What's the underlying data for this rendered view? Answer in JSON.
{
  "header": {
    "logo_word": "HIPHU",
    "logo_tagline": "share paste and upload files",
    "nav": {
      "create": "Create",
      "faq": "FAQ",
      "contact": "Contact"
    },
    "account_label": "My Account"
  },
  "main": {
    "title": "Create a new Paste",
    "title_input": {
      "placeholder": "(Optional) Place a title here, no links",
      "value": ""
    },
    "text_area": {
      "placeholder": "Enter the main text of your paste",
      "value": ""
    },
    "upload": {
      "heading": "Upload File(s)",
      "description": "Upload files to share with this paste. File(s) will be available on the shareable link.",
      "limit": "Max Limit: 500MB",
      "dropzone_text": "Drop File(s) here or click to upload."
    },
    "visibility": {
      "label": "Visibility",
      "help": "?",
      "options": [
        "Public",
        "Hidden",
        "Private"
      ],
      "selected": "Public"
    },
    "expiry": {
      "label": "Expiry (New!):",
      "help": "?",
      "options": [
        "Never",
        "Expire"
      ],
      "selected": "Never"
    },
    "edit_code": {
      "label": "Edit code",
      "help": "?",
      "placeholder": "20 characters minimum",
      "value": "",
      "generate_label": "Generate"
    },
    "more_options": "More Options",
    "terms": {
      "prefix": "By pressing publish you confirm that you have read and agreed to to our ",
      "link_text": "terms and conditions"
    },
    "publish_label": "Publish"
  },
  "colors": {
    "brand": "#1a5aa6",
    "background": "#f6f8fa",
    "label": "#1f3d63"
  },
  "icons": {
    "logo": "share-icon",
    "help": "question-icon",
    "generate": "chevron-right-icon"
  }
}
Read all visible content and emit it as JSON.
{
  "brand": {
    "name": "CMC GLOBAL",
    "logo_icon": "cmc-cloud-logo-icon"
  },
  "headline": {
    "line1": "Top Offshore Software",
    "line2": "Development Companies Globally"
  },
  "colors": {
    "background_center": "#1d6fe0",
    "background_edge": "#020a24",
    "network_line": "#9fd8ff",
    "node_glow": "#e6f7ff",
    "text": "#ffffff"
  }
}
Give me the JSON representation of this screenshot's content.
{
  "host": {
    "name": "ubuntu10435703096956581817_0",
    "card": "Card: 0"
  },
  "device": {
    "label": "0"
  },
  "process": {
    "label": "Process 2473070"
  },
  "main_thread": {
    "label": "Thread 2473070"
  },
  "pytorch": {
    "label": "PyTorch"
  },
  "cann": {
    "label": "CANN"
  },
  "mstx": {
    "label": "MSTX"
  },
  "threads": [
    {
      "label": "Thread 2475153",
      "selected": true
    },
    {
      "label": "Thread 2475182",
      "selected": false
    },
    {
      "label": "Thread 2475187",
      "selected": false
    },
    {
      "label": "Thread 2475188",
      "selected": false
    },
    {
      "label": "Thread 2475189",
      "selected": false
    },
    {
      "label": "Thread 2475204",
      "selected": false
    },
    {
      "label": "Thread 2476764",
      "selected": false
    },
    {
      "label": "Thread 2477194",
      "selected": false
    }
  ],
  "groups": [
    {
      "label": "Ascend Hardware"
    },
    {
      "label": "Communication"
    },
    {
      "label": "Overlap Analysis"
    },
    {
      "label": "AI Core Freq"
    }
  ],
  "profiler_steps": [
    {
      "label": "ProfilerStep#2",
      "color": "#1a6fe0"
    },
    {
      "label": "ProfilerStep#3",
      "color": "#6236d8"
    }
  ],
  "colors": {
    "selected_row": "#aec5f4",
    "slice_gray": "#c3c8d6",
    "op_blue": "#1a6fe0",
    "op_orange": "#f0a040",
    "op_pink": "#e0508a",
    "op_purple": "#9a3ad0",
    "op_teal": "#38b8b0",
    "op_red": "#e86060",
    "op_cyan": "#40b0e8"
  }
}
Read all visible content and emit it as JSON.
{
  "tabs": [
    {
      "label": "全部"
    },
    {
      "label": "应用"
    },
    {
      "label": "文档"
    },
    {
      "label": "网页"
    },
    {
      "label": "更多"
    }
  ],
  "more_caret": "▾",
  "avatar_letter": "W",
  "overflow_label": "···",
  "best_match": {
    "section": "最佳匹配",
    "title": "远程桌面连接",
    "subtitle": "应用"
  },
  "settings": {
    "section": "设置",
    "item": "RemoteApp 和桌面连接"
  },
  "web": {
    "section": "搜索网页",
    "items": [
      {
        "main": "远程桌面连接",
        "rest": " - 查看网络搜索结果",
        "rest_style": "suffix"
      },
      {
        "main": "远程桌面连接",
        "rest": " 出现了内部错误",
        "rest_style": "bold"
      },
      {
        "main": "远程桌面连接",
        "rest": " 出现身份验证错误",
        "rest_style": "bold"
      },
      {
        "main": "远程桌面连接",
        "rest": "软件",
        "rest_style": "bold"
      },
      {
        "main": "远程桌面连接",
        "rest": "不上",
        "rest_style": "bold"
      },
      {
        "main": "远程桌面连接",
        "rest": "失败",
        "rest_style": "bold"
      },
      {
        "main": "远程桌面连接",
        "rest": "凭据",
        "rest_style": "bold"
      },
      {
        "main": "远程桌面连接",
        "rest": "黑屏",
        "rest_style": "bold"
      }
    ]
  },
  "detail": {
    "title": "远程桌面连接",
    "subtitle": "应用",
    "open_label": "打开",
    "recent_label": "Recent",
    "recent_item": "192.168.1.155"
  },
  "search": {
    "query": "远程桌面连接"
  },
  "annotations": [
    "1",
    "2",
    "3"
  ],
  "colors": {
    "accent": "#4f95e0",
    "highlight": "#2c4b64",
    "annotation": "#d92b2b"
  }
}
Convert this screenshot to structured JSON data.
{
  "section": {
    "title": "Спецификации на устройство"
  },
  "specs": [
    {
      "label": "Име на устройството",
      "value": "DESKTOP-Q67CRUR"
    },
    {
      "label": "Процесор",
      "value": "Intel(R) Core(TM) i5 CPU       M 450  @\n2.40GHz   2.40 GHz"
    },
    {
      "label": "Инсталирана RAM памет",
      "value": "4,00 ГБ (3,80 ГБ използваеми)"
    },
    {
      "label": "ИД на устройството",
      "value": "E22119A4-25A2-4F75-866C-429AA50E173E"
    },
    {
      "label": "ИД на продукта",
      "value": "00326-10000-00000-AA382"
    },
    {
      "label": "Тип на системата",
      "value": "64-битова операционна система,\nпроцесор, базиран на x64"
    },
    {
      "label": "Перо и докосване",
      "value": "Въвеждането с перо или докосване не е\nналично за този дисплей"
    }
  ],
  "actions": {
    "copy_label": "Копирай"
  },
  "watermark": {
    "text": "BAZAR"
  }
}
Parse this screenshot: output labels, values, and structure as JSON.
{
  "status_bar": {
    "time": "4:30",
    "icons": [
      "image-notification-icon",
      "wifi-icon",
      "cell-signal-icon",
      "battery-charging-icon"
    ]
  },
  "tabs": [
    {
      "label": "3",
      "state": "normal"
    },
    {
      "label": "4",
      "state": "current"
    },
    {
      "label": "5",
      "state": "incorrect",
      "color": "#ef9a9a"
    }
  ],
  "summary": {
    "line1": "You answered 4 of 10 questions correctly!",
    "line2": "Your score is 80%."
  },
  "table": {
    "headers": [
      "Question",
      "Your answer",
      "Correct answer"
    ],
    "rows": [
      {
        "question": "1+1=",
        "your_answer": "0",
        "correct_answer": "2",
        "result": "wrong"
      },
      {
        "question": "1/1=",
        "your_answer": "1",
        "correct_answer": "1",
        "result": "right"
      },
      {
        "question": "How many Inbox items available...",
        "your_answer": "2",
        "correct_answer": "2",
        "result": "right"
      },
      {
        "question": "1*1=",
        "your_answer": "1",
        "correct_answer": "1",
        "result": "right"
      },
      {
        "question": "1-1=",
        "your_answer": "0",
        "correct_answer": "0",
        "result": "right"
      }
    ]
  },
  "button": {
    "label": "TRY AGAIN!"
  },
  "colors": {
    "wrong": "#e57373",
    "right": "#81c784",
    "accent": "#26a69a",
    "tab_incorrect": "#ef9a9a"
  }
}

◇ ◇ ◇

What to work on: Write out, word for word, every line from the one containing "Parse this screenshot: output" through the last line of the records above.

Written answer:
Parse this screenshot: output labels, values, and structure as JSON.
{
  "status_bar": {
    "time": "4:30",
    "icons": [
      "image-notification-icon",
      "wifi-icon",
      "cell-signal-icon",
      "battery-charging-icon"
    ]
  },
  "tabs": [
    {
      "label": "3",
      "state": "normal"
    },
    {
      "label": "4",
      "state": "current"
    },
    {
      "label": "5",
      "state": "incorrect",
      "color": "#ef9a9a"
    }
  ],
  "summary": {
    "line1": "You answered 4 of 10 questions correctly!",
    "line2": "Your score is 80%."
  },
  "table": {
    "headers": [
      "Question",
      "Your answer",
      "Correct answer"
    ],
    "rows": [
      {
        "question": "1+1=",
        "your_answer": "0",
        "correct_answer": "2",
        "result": "wrong"
      },
      {
        "question": "1/1=",
        "your_answer": "1",
        "correct_answer": "1",
        "result": "right"
      },
      {
        "question": "How many Inbox items available...",
        "your_answer": "2",
        "correct_answer": "2",
        "result": "right"
      },
      {
        "question": "1*1=",
        "your_answer": "1",
        "correct_answer": "1",
        "result": "right"
      },
      {
        "question": "1-1=",
        "your_answer": "0",
        "correct_answer": "0",
        "result": "right"
      }
    ]
  },
  "button": {
    "label": "TRY AGAIN!"
  },
  "colors": {
    "wrong": "#e57373",
    "right": "#81c784",
    "accent": "#26a69a",
    "tab_incorrect": "#ef9a9a"
  }
}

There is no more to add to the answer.